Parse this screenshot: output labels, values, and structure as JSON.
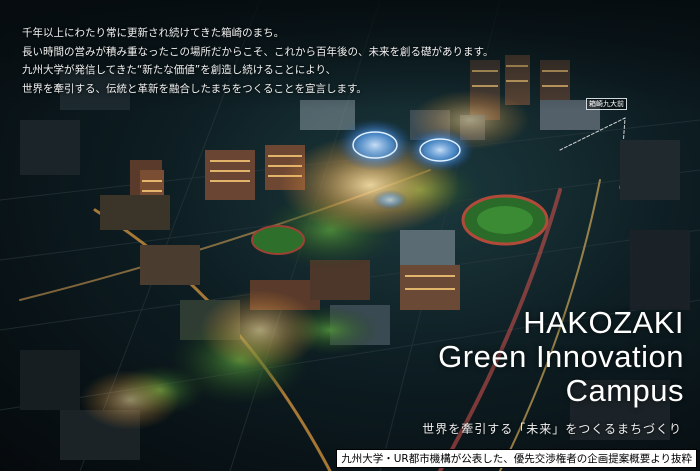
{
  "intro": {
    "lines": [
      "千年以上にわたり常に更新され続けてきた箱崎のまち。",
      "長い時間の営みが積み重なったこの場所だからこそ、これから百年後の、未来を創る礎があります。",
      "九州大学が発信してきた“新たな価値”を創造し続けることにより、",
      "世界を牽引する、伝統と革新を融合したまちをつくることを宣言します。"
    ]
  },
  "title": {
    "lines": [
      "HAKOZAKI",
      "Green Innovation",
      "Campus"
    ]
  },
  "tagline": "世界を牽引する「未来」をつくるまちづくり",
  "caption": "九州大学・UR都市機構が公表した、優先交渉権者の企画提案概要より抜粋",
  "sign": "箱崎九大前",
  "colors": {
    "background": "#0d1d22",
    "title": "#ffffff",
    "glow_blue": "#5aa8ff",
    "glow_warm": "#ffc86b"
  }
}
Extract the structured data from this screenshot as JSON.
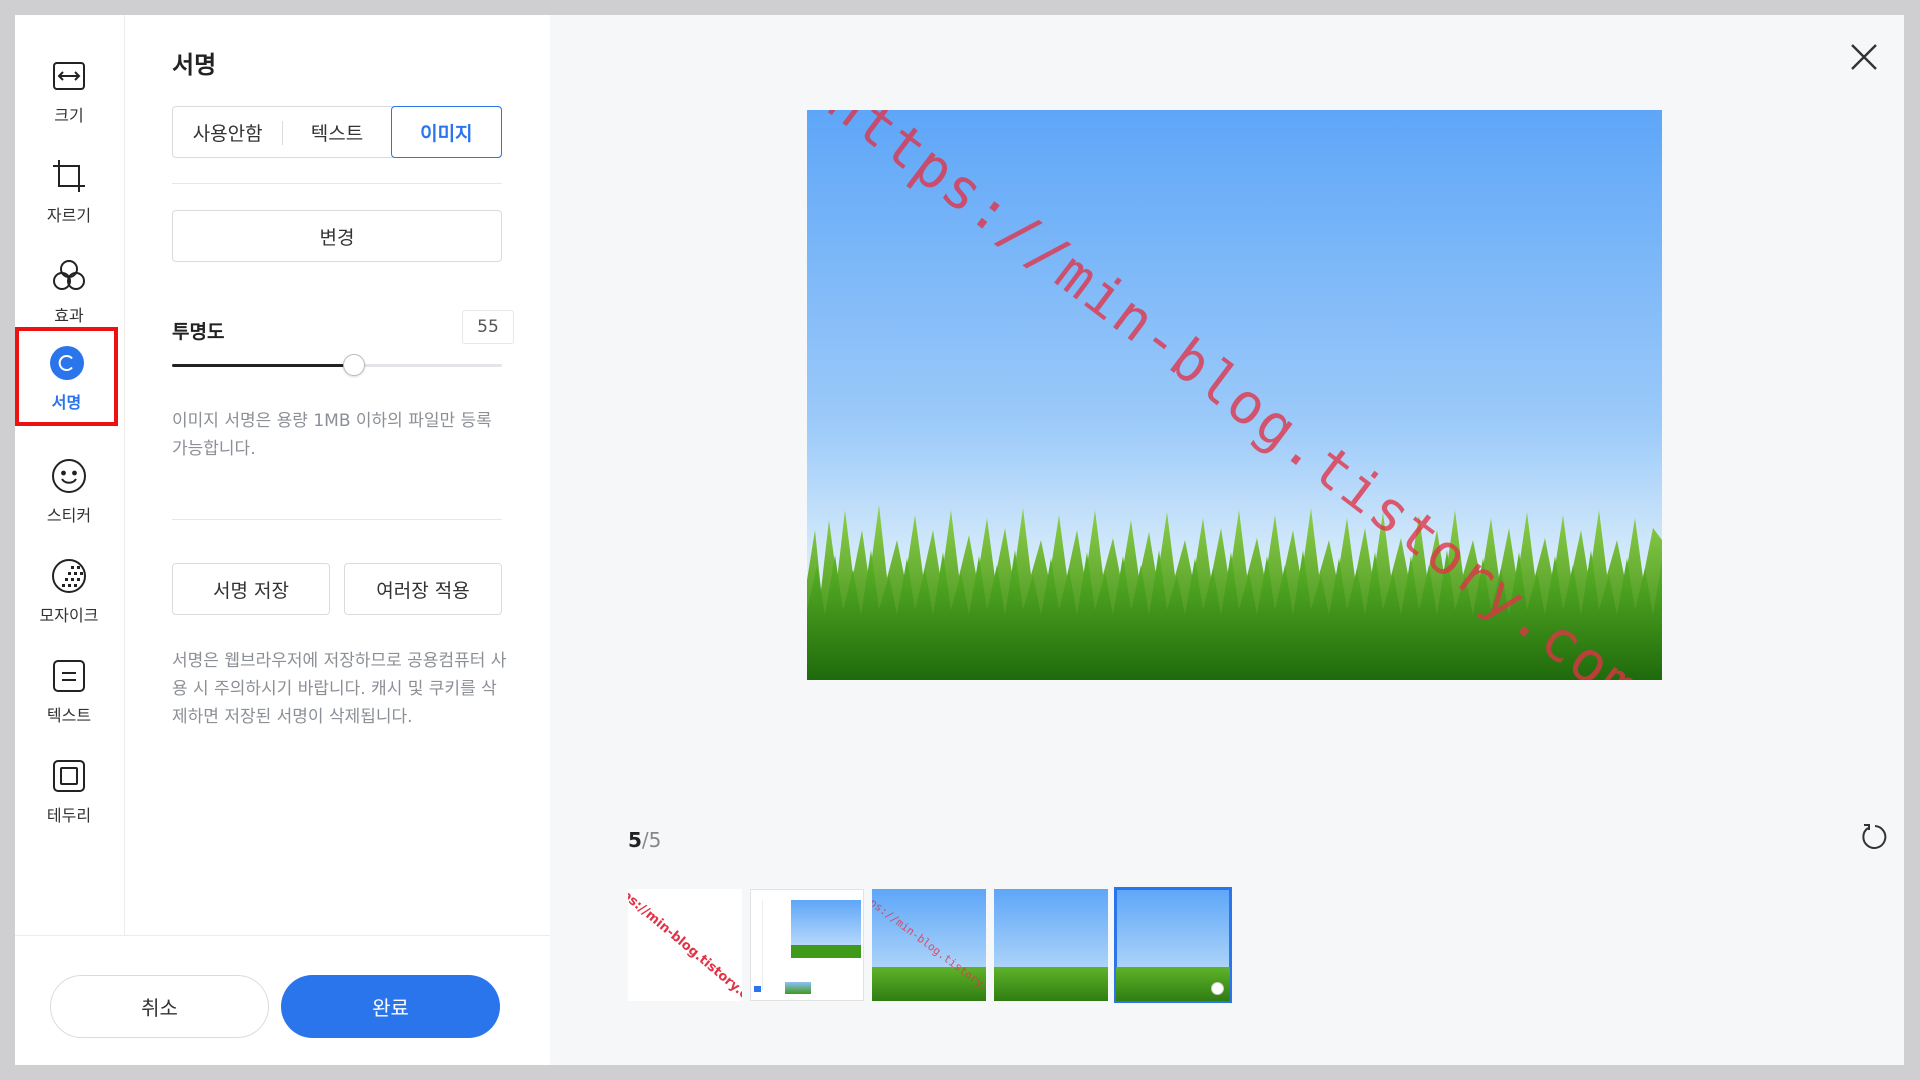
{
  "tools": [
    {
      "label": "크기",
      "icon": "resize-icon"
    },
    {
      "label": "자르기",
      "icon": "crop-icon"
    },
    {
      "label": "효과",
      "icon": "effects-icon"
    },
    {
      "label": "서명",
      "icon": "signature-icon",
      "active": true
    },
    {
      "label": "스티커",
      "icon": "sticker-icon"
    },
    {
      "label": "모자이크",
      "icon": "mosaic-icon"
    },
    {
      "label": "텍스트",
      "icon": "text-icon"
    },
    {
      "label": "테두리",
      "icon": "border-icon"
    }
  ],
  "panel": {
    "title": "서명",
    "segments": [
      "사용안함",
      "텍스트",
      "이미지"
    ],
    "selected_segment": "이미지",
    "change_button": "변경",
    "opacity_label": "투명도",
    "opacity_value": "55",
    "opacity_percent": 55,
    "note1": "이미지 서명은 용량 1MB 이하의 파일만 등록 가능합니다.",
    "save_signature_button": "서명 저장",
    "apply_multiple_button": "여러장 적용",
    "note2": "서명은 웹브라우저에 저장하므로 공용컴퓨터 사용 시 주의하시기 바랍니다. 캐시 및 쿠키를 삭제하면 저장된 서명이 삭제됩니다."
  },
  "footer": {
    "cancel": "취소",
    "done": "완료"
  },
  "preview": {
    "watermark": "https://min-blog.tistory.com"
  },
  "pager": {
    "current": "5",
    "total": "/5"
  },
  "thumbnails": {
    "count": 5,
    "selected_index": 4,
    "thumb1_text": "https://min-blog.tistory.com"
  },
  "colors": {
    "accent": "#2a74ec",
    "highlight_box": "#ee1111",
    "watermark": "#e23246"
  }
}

Instruction
Find the lines above that include the string "watermark" and copy them.

Answer below
    "watermark": "https://min-blog.tistory.com"
    "watermark": "#e23246"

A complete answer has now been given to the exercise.